Each record must be reproduced exactly as it is shown.
>> start
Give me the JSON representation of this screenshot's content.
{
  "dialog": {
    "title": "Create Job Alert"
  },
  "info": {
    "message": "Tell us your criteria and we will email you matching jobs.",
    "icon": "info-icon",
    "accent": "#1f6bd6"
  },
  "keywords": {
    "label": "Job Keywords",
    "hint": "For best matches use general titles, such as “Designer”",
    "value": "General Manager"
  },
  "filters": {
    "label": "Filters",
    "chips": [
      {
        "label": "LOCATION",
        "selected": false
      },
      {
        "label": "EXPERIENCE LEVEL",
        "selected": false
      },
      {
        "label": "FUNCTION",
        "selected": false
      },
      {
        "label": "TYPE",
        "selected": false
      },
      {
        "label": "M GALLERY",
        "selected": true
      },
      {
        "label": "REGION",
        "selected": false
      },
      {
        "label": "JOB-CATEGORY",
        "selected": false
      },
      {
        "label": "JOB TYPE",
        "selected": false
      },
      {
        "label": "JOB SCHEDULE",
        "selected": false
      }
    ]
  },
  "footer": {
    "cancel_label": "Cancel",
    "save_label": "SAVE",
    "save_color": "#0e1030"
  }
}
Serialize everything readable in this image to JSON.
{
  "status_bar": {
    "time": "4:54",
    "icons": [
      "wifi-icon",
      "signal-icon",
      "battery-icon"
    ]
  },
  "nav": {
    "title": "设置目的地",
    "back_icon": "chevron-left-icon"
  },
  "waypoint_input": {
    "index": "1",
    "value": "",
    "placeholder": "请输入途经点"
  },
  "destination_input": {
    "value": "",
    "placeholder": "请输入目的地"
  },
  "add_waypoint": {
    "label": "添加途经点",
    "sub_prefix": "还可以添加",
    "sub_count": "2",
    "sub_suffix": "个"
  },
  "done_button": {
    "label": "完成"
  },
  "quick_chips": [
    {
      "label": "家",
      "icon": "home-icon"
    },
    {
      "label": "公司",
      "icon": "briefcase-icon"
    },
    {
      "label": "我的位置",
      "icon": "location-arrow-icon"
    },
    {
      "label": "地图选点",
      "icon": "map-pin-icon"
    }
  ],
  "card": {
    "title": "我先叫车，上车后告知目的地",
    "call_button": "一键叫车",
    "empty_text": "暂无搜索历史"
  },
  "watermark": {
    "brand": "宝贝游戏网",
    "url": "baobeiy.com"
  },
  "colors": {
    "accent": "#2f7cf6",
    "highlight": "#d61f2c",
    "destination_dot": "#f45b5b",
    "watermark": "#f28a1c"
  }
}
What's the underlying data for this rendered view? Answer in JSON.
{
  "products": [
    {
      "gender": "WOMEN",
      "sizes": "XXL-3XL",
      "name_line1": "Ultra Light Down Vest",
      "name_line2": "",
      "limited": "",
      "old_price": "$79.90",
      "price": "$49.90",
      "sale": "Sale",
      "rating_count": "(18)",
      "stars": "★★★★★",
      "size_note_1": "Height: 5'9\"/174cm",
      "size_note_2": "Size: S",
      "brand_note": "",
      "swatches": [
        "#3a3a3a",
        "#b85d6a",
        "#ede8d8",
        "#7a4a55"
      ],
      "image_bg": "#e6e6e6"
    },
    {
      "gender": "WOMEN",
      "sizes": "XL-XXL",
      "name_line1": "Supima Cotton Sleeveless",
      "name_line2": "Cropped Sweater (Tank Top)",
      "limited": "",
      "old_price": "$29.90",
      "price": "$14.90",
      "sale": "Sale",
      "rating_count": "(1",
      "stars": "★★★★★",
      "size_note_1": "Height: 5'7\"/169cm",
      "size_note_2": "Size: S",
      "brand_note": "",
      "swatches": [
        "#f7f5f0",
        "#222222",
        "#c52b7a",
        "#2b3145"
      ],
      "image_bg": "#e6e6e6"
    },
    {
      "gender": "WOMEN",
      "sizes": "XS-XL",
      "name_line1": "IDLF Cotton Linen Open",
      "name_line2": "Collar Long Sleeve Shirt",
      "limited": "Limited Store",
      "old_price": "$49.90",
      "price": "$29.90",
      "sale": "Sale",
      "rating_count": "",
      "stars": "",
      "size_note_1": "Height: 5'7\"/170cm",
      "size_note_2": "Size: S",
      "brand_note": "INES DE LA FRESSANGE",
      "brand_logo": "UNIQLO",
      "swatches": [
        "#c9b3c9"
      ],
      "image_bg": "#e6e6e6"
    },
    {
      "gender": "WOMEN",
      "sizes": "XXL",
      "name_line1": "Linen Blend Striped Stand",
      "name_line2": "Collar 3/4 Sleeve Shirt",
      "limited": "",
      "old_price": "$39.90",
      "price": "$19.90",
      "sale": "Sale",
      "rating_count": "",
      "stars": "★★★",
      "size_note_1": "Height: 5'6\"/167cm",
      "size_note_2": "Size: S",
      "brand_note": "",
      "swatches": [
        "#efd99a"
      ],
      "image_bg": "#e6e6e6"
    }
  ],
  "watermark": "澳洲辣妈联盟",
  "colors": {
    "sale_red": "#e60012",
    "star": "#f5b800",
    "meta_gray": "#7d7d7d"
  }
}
>> end
* [Answer to the problem]:
Give me the JSON representation of this screenshot's content.
{
  "dialog": {
    "title": "Create Job Alert"
  },
  "info": {
    "message": "Tell us your criteria and we will email you matching jobs.",
    "icon": "info-icon",
    "accent": "#1f6bd6"
  },
  "keywords": {
    "label": "Job Keywords",
    "hint": "For best matches use general titles, such as “Designer”",
    "value": "General Manager"
  },
  "filters": {
    "label": "Filters",
    "chips": [
      {
        "label": "LOCATION",
        "selected": false
      },
      {
        "label": "EXPERIENCE LEVEL",
        "selected": false
      },
      {
        "label": "FUNCTION",
        "selected": false
      },
      {
        "label": "TYPE",
        "selected": false
      },
      {
        "label": "M GALLERY",
        "selected": true
      },
      {
        "label": "REGION",
        "selected": false
      },
      {
        "label": "JOB-CATEGORY",
        "selected": false
      },
      {
        "label": "JOB TYPE",
        "selected": false
      },
      {
        "label": "JOB SCHEDULE",
        "selected": false
      }
    ]
  },
  "footer": {
    "cancel_label": "Cancel",
    "save_label": "SAVE",
    "save_color": "#0e1030"
  }
}
Serialize everything readable in this image to JSON.
{
  "status_bar": {
    "time": "4:54",
    "icons": [
      "wifi-icon",
      "signal-icon",
      "battery-icon"
    ]
  },
  "nav": {
    "title": "设置目的地",
    "back_icon": "chevron-left-icon"
  },
  "waypoint_input": {
    "index": "1",
    "value": "",
    "placeholder": "请输入途经点"
  },
  "destination_input": {
    "value": "",
    "placeholder": "请输入目的地"
  },
  "add_waypoint": {
    "label": "添加途经点",
    "sub_prefix": "还可以添加",
    "sub_count": "2",
    "sub_suffix": "个"
  },
  "done_button": {
    "label": "完成"
  },
  "quick_chips": [
    {
      "label": "家",
      "icon": "home-icon"
    },
    {
      "label": "公司",
      "icon": "briefcase-icon"
    },
    {
      "label": "我的位置",
      "icon": "location-arrow-icon"
    },
    {
      "label": "地图选点",
      "icon": "map-pin-icon"
    }
  ],
  "card": {
    "title": "我先叫车，上车后告知目的地",
    "call_button": "一键叫车",
    "empty_text": "暂无搜索历史"
  },
  "watermark": {
    "brand": "宝贝游戏网",
    "url": "baobeiy.com"
  },
  "colors": {
    "accent": "#2f7cf6",
    "highlight": "#d61f2c",
    "destination_dot": "#f45b5b",
    "watermark": "#f28a1c"
  }
}
What's the underlying data for this rendered view? Answer in JSON.
{
  "products": [
    {
      "gender": "WOMEN",
      "sizes": "XXL-3XL",
      "name_line1": "Ultra Light Down Vest",
      "name_line2": "",
      "limited": "",
      "old_price": "$79.90",
      "price": "$49.90",
      "sale": "Sale",
      "rating_count": "(18)",
      "stars": "★★★★★",
      "size_note_1": "Height: 5'9\"/174cm",
      "size_note_2": "Size: S",
      "brand_note": "",
      "swatches": [
        "#3a3a3a",
        "#b85d6a",
        "#ede8d8",
        "#7a4a55"
      ],
      "image_bg": "#e6e6e6"
    },
    {
      "gender": "WOMEN",
      "sizes": "XL-XXL",
      "name_line1": "Supima Cotton Sleeveless",
      "name_line2": "Cropped Sweater (Tank Top)",
      "limited": "",
      "old_price": "$29.90",
      "price": "$14.90",
      "sale": "Sale",
      "rating_count": "(1",
      "stars": "★★★★★",
      "size_note_1": "Height: 5'7\"/169cm",
      "size_note_2": "Size: S",
      "brand_note": "",
      "swatches": [
        "#f7f5f0",
        "#222222",
        "#c52b7a",
        "#2b3145"
      ],
      "image_bg": "#e6e6e6"
    },
    {
      "gender": "WOMEN",
      "sizes": "XS-XL",
      "name_line1": "IDLF Cotton Linen Open",
      "name_line2": "Collar Long Sleeve Shirt",
      "limited": "Limited Store",
      "old_price": "$49.90",
      "price": "$29.90",
      "sale": "Sale",
      "rating_count": "",
      "stars": "",
      "size_note_1": "Height: 5'7\"/170cm",
      "size_note_2": "Size: S",
      "brand_note": "INES DE LA FRESSANGE",
      "brand_logo": "UNIQLO",
      "swatches": [
        "#c9b3c9"
      ],
      "image_bg": "#e6e6e6"
    },
    {
      "gender": "WOMEN",
      "sizes": "XXL",
      "name_line1": "Linen Blend Striped Stand",
      "name_line2": "Collar 3/4 Sleeve Shirt",
      "limited": "",
      "old_price": "$39.90",
      "price": "$19.90",
      "sale": "Sale",
      "rating_count": "",
      "stars": "★★★",
      "size_note_1": "Height: 5'6\"/167cm",
      "size_note_2": "Size: S",
      "brand_note": "",
      "swatches": [
        "#efd99a"
      ],
      "image_bg": "#e6e6e6"
    }
  ],
  "watermark": "澳洲辣妈联盟",
  "colors": {
    "sale_red": "#e60012",
    "star": "#f5b800",
    "meta_gray": "#7d7d7d"
  }
}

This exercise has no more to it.